Data for the task>

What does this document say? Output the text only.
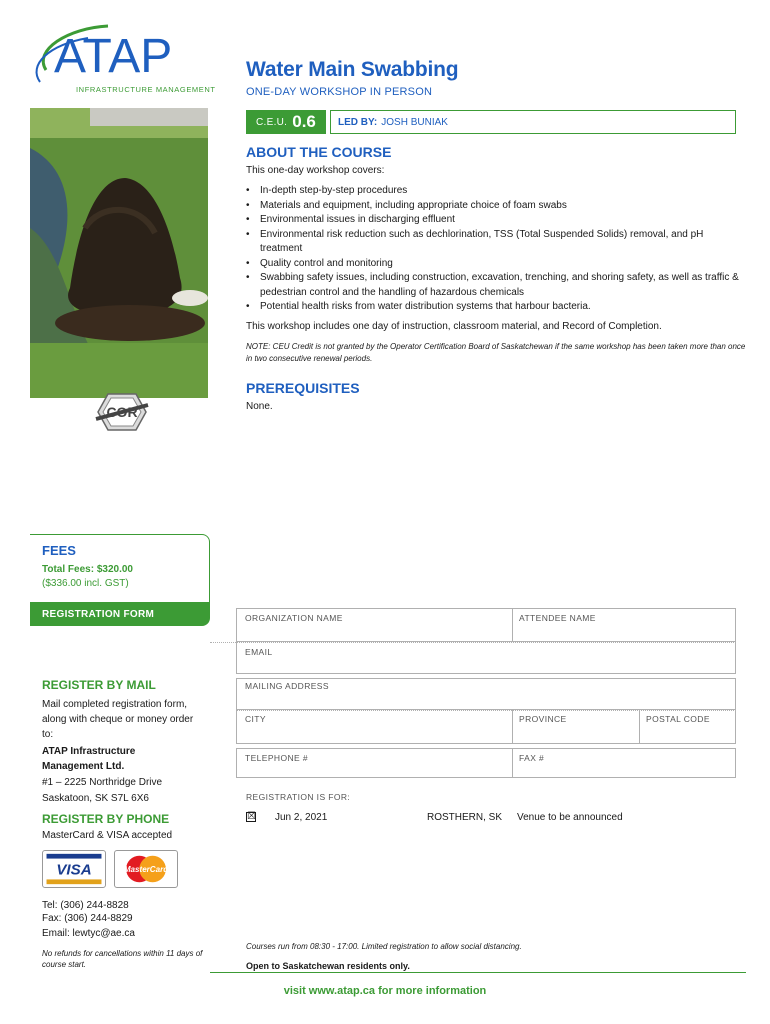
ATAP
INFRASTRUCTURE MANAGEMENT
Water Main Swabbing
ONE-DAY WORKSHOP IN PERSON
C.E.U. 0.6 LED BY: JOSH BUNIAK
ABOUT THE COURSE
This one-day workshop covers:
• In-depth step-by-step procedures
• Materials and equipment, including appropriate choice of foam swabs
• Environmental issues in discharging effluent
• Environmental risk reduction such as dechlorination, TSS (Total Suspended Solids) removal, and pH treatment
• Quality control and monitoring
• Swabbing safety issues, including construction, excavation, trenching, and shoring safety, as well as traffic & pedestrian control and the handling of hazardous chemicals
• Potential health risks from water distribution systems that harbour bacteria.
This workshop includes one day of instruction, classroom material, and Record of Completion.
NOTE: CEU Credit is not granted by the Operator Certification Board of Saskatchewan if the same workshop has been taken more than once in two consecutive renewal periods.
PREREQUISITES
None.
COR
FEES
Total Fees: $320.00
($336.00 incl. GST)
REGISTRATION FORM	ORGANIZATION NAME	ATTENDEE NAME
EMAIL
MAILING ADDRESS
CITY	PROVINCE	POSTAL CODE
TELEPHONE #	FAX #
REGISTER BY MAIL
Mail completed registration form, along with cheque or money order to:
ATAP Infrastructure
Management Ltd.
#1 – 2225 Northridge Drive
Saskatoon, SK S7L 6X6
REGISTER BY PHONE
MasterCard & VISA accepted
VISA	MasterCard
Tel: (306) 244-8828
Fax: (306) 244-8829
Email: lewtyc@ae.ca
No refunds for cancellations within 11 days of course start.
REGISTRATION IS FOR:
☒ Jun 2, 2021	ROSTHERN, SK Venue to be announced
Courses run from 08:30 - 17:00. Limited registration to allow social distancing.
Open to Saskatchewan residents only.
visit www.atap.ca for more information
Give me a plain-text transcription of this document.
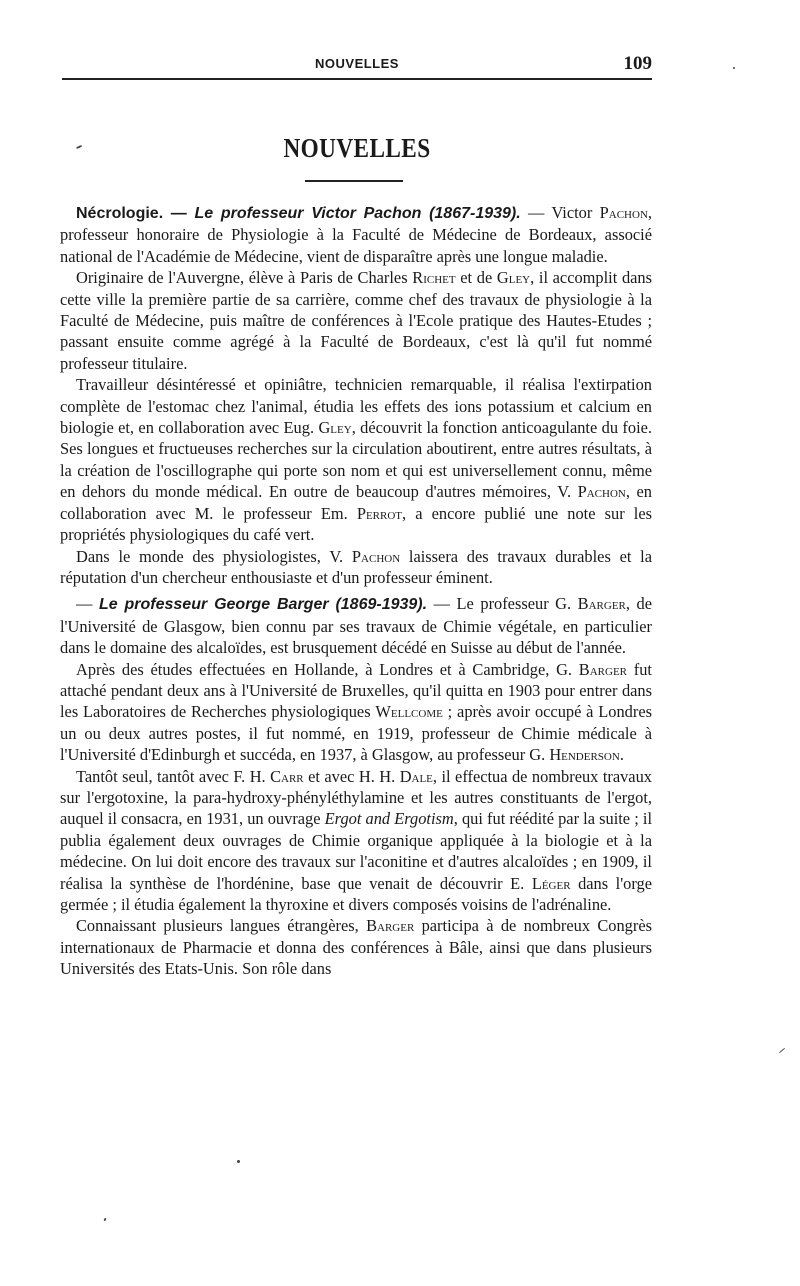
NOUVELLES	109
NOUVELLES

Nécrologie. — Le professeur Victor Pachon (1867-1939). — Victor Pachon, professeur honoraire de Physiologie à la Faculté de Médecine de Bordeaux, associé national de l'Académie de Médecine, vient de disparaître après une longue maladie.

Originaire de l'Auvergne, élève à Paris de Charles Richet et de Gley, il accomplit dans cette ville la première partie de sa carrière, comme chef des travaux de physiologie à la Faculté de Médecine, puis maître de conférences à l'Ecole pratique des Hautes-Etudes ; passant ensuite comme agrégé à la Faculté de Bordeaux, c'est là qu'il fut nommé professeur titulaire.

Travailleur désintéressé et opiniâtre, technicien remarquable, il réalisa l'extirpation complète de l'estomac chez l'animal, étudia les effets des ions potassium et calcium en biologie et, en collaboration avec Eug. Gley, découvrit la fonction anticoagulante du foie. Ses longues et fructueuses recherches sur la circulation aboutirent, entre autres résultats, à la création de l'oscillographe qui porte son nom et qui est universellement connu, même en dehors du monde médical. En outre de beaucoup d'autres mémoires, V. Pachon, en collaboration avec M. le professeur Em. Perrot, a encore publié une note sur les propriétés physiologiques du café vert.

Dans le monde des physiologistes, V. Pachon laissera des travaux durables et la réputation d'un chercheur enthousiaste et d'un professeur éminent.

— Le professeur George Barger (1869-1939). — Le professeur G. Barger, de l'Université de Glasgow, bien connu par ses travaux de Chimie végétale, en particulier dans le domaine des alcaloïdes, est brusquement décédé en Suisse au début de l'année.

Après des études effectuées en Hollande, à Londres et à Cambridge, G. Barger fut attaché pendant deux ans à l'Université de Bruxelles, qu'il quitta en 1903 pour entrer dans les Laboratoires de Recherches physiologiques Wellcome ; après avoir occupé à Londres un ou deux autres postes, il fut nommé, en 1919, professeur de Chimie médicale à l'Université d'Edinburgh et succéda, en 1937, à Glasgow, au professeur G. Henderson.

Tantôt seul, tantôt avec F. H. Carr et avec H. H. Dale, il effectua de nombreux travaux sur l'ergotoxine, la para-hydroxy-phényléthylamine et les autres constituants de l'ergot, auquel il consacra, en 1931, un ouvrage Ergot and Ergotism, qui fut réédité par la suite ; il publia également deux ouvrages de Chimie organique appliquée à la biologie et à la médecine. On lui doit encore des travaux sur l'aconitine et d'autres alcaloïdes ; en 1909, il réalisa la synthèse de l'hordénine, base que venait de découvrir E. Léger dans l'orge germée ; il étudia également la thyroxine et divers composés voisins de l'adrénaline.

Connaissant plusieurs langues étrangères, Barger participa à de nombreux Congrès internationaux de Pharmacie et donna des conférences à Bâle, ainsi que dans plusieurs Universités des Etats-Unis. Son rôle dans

Task item>
The copy you write must hold every record verbatim and none of the pictures.

Result for this task>
What does this document say? Output the text only.
ATAP
INFRASTRUCTURE MANAGEMENT
Water Main Swabbing
ONE-DAY WORKSHOP IN PERSON
C.E.U. 0.6 LED BY: JOSH BUNIAK
ABOUT THE COURSE
This one-day workshop covers:
• In-depth step-by-step procedures
• Materials and equipment, including appropriate choice of foam swabs
• Environmental issues in discharging effluent
• Environmental risk reduction such as dechlorination, TSS (Total Suspended Solids) removal, and pH treatment
• Quality control and monitoring
• Swabbing safety issues, including construction, excavation, trenching, and shoring safety, as well as traffic & pedestrian control and the handling of hazardous chemicals
• Potential health risks from water distribution systems that harbour bacteria.
This workshop includes one day of instruction, classroom material, and Record of Completion.
NOTE: CEU Credit is not granted by the Operator Certification Board of Saskatchewan if the same workshop has been taken more than once in two consecutive renewal periods.
PREREQUISITES
None.
COR
FEES
Total Fees: $320.00
($336.00 incl. GST)
REGISTRATION FORM	ORGANIZATION NAME	ATTENDEE NAME
EMAIL
MAILING ADDRESS
CITY	PROVINCE	POSTAL CODE
TELEPHONE #	FAX #
REGISTER BY MAIL
Mail completed registration form, along with cheque or money order to:
ATAP Infrastructure
Management Ltd.
#1 – 2225 Northridge Drive
Saskatoon, SK S7L 6X6
REGISTER BY PHONE
MasterCard & VISA accepted
VISA	MasterCard
Tel: (306) 244-8828
Fax: (306) 244-8829
Email: lewtyc@ae.ca
No refunds for cancellations within 11 days of course start.
REGISTRATION IS FOR:
☒ Jun 2, 2021	ROSTHERN, SK Venue to be announced
Courses run from 08:30 - 17:00. Limited registration to allow social distancing.
Open to Saskatchewan residents only.
visit www.atap.ca for more information
Give me a plain-text transcription of this document.
NOUVELLES	109
NOUVELLES

Nécrologie. — Le professeur Victor Pachon (1867-1939). — Victor Pachon, professeur honoraire de Physiologie à la Faculté de Médecine de Bordeaux, associé national de l'Académie de Médecine, vient de disparaître après une longue maladie.

Originaire de l'Auvergne, élève à Paris de Charles Richet et de Gley, il accomplit dans cette ville la première partie de sa carrière, comme chef des travaux de physiologie à la Faculté de Médecine, puis maître de conférences à l'Ecole pratique des Hautes-Etudes ; passant ensuite comme agrégé à la Faculté de Bordeaux, c'est là qu'il fut nommé professeur titulaire.

Travailleur désintéressé et opiniâtre, technicien remarquable, il réalisa l'extirpation complète de l'estomac chez l'animal, étudia les effets des ions potassium et calcium en biologie et, en collaboration avec Eug. Gley, découvrit la fonction anticoagulante du foie. Ses longues et fructueuses recherches sur la circulation aboutirent, entre autres résultats, à la création de l'oscillographe qui porte son nom et qui est universellement connu, même en dehors du monde médical. En outre de beaucoup d'autres mémoires, V. Pachon, en collaboration avec M. le professeur Em. Perrot, a encore publié une note sur les propriétés physiologiques du café vert.

Dans le monde des physiologistes, V. Pachon laissera des travaux durables et la réputation d'un chercheur enthousiaste et d'un professeur éminent.

— Le professeur George Barger (1869-1939). — Le professeur G. Barger, de l'Université de Glasgow, bien connu par ses travaux de Chimie végétale, en particulier dans le domaine des alcaloïdes, est brusquement décédé en Suisse au début de l'année.

Après des études effectuées en Hollande, à Londres et à Cambridge, G. Barger fut attaché pendant deux ans à l'Université de Bruxelles, qu'il quitta en 1903 pour entrer dans les Laboratoires de Recherches physiologiques Wellcome ; après avoir occupé à Londres un ou deux autres postes, il fut nommé, en 1919, professeur de Chimie médicale à l'Université d'Edinburgh et succéda, en 1937, à Glasgow, au professeur G. Henderson.

Tantôt seul, tantôt avec F. H. Carr et avec H. H. Dale, il effectua de nombreux travaux sur l'ergotoxine, la para-hydroxy-phényléthylamine et les autres constituants de l'ergot, auquel il consacra, en 1931, un ouvrage Ergot and Ergotism, qui fut réédité par la suite ; il publia également deux ouvrages de Chimie organique appliquée à la biologie et à la médecine. On lui doit encore des travaux sur l'aconitine et d'autres alcaloïdes ; en 1909, il réalisa la synthèse de l'hordénine, base que venait de découvrir E. Léger dans l'orge germée ; il étudia également la thyroxine et divers composés voisins de l'adrénaline.

Connaissant plusieurs langues étrangères, Barger participa à de nombreux Congrès internationaux de Pharmacie et donna des conférences à Bâle, ainsi que dans plusieurs Universités des Etats-Unis. Son rôle dans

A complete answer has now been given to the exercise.